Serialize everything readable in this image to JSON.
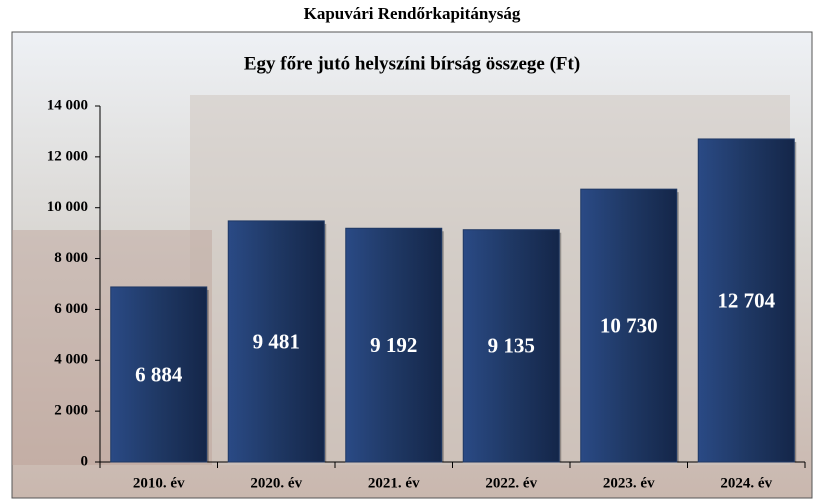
{
  "chart_data": {
    "type": "bar",
    "title": "Kapuvári Rendőrkapitányság",
    "subtitle": "Egy főre jutó helyszíni bírság összege (Ft)",
    "categories": [
      "2010. év",
      "2020. év",
      "2021. év",
      "2022. év",
      "2023. év",
      "2024. év"
    ],
    "values": [
      6884,
      9481,
      9192,
      9135,
      10730,
      12704
    ],
    "value_labels": [
      "6 884",
      "9 481",
      "9 192",
      "9 135",
      "10 730",
      "12 704"
    ],
    "color": "#1f3864",
    "ylim": [
      0,
      14000
    ],
    "yticks": [
      0,
      {
        "value": 2000,
        "label": "2 000"
      },
      {
        "value": 4000,
        "label": "4 000"
      },
      {
        "value": 6000,
        "label": "6 000"
      },
      {
        "value": 8000,
        "label": "8 000"
      },
      {
        "value": 10000,
        "label": "10 000"
      },
      {
        "value": 12000,
        "label": "12 000"
      },
      {
        "value": 14000,
        "label": "14 000"
      }
    ],
    "grid": false
  }
}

- _To be done_:
All of the entries above should be duplicated exactly, except for the pictures.

- _Complete answer_:
Serialize everything readable in this image to JSON.
{
  "chart_data": {
    "type": "bar",
    "title": "Kapuvári Rendőrkapitányság",
    "subtitle": "Egy főre jutó helyszíni bírság összege (Ft)",
    "categories": [
      "2010. év",
      "2020. év",
      "2021. év",
      "2022. év",
      "2023. év",
      "2024. év"
    ],
    "values": [
      6884,
      9481,
      9192,
      9135,
      10730,
      12704
    ],
    "value_labels": [
      "6 884",
      "9 481",
      "9 192",
      "9 135",
      "10 730",
      "12 704"
    ],
    "color": "#1f3864",
    "ylim": [
      0,
      14000
    ],
    "yticks": [
      0,
      {
        "value": 2000,
        "label": "2 000"
      },
      {
        "value": 4000,
        "label": "4 000"
      },
      {
        "value": 6000,
        "label": "6 000"
      },
      {
        "value": 8000,
        "label": "8 000"
      },
      {
        "value": 10000,
        "label": "10 000"
      },
      {
        "value": 12000,
        "label": "12 000"
      },
      {
        "value": 14000,
        "label": "14 000"
      }
    ],
    "grid": false
  }
}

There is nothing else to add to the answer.